Extrait fourni.

------------------------------

Raphaël Pidoux, Niigata, Japon, 28 avril 2013
János Starker a mené à un niveau d’exception une carrière de soliste international et d’enseignant. Il fut le tout premier soliste pédagogue de l’histoire des grands interprètes du XXe siècle. Au sein de sa classe existait une communauté réelle de pensée, des relations extrêmement chaleureuses avec tous ses étudiants, tous également respectés, pour la défense d’une certaine idée de la musique et du rôle important de sa diffusion pour notre société. Violoncellistes, pianistes, violonistes, chanteurs, tous les étudiants qui sont passés par le studio 155 font à jamais partie de cette famille qui le pleure aujourd’hui.
Marie-Paule Milone
Une rigueur et une fermeté exemplaires, teintées par un humour désarmant. Viviane Spanoghe, Bruxelles, 18 juin 2013 Il nous a fait partager cet amour de la transmission, cette quête de la perfection d’une manière universelle. Odile Gabrielli
Il était pudique et digne. Le son qui sortait de son violoncelle était tendre et chaleureux. C’était une voix.

------------------------------

Données fournies.
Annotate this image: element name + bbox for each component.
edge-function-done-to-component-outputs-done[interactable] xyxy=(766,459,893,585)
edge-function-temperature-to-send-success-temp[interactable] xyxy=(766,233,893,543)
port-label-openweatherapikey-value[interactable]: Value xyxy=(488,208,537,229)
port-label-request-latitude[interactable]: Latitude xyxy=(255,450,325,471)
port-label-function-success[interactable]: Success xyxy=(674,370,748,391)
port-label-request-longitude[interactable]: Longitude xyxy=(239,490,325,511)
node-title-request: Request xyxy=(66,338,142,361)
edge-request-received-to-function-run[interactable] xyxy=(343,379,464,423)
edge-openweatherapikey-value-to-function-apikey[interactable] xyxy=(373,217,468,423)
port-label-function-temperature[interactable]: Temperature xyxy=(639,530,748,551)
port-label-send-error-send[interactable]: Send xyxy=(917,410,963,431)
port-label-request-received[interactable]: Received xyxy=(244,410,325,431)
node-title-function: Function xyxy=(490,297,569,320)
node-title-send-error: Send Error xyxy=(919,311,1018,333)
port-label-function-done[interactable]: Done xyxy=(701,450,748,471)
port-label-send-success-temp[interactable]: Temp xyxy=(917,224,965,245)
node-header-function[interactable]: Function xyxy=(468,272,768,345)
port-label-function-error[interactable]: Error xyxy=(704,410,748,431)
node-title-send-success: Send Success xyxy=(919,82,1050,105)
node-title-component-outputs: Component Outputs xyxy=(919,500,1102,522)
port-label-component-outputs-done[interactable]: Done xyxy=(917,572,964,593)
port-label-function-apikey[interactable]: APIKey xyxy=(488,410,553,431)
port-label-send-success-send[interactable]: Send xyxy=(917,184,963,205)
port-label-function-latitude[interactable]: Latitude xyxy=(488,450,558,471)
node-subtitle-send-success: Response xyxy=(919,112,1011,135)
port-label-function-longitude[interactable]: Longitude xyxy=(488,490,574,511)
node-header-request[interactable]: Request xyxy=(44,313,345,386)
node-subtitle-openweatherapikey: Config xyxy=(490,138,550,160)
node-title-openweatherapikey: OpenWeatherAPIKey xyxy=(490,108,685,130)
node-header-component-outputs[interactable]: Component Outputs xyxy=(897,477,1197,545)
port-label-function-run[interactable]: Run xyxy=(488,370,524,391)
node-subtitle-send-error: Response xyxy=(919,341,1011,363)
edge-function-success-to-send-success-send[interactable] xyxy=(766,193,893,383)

------------------------------

Travail à faire.
• 1. Répondez d'après l'extrait sur János Starker :
(a) Quelle carrière János Starker a-t-il menée ?
(b) Quel est le numéro du studio par lequel sont passés ses étudiants ?
(c) Quels deux adjectifs décrivent le son de son violoncelle ?
• 2. Dans l'extrait sur János Starker, recopiez tout ce qui va de "Raphaël Pidoux, Niigata, Japon, 28" jusqu'à "le pleure aujourd’hui.", en rebaptisant partout "étudiants" en "élèves".

Résultats.
• 1.
(a) Une carrière de soliste international et d'enseignant.
(b) 155.
(c) Tendre et chaleureux.

• 2.
Raphaël Pidoux, Niigata, Japon, 28 avril 2013
János Starker a mené à un niveau d’exception une carrière de soliste international et d’enseignant. Il fut le tout premier soliste pédagogue de l’histoire des grands interprètes du XXe siècle. Au sein de sa classe existait une communauté réelle de pensée, des relations extrêmement chaleureuses avec tous ses élèves, tous également respectés, pour la défense d’une certaine idée de la musique et du rôle important de sa diffusion pour notre société. Violoncellistes, pianistes, violonistes, chanteurs, tous les élèves qui sont passés par le studio 155 font à jamais partie de cette famille qui le pleure aujourd’hui.